* _What needs to be done_
Look at each line of the records and count those with "partie" in them. Please answer with the count alone.
[start Given data]
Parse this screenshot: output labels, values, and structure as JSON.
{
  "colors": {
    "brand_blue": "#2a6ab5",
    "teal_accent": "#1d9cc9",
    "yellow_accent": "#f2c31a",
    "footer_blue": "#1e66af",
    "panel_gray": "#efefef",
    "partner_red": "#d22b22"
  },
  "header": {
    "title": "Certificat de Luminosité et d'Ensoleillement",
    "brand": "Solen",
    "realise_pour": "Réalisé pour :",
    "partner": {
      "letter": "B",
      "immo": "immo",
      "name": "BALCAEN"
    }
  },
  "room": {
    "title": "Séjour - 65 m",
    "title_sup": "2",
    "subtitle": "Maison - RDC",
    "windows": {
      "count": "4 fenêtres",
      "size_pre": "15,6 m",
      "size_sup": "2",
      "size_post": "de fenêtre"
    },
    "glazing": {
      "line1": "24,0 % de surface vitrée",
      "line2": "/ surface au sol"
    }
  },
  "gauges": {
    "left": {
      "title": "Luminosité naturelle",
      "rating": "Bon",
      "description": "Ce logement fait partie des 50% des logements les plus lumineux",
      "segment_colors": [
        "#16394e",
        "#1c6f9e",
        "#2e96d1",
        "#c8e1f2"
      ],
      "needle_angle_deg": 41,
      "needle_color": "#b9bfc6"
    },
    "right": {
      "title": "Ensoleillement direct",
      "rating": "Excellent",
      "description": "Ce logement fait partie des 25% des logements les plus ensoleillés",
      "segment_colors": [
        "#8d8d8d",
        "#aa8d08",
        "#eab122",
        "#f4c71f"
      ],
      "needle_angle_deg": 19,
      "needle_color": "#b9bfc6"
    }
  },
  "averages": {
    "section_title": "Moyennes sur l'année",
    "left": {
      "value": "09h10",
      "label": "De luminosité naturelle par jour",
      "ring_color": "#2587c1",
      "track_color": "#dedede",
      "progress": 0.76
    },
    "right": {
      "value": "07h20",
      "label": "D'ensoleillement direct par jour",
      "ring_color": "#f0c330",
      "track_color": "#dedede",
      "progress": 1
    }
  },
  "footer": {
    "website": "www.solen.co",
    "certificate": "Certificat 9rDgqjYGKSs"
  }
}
[end Given data]
[start Given data]
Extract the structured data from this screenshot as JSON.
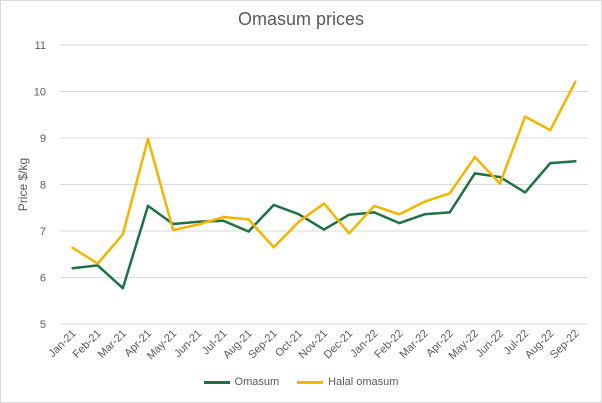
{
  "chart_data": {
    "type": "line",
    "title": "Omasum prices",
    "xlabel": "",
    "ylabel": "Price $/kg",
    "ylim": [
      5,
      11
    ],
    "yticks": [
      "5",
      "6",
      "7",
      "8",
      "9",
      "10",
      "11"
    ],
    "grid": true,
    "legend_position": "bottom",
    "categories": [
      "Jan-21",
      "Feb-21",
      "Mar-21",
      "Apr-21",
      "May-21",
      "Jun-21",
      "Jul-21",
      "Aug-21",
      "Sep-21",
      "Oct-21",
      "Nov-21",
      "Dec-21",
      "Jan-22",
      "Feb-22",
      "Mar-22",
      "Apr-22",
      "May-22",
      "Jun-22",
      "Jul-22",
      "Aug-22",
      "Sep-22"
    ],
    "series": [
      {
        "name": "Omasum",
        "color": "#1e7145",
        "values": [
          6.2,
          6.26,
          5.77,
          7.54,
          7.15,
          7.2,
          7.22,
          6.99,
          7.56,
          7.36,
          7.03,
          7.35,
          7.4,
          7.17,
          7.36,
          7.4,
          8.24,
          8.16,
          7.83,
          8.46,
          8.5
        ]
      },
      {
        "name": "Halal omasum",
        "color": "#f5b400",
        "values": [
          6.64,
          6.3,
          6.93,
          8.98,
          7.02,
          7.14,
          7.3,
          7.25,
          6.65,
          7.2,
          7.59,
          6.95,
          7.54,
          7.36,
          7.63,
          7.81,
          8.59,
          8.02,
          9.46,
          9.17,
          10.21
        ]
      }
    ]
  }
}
[end Given data]
[start Given data]
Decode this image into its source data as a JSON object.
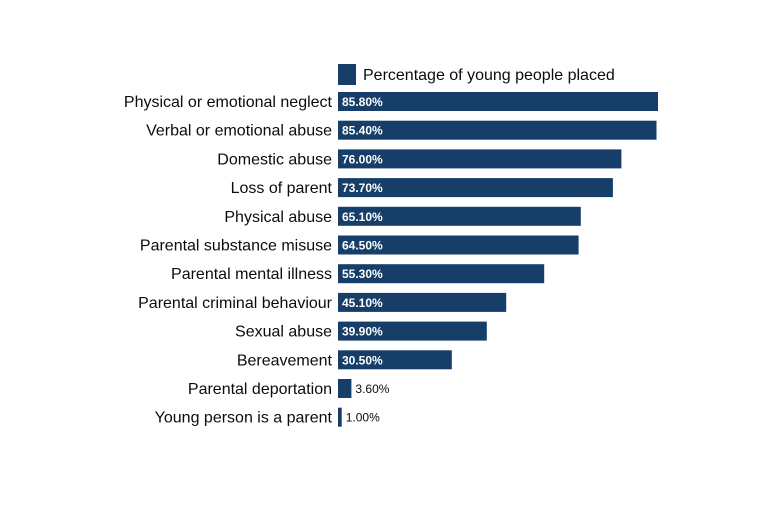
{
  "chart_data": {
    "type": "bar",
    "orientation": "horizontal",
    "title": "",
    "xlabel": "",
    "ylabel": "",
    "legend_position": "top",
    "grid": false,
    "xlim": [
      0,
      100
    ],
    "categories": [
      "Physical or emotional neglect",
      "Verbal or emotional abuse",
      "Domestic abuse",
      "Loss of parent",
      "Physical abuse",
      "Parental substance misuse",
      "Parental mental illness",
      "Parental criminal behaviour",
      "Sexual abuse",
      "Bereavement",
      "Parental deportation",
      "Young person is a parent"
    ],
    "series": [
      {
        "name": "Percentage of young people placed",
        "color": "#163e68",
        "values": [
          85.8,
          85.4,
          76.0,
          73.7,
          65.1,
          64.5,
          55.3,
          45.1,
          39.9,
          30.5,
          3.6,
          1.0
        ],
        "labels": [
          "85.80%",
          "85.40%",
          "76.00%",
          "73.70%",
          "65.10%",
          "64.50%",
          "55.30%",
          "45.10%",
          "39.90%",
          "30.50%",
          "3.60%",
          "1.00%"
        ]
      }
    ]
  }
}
[end Given data]
* _Answer to the task_
2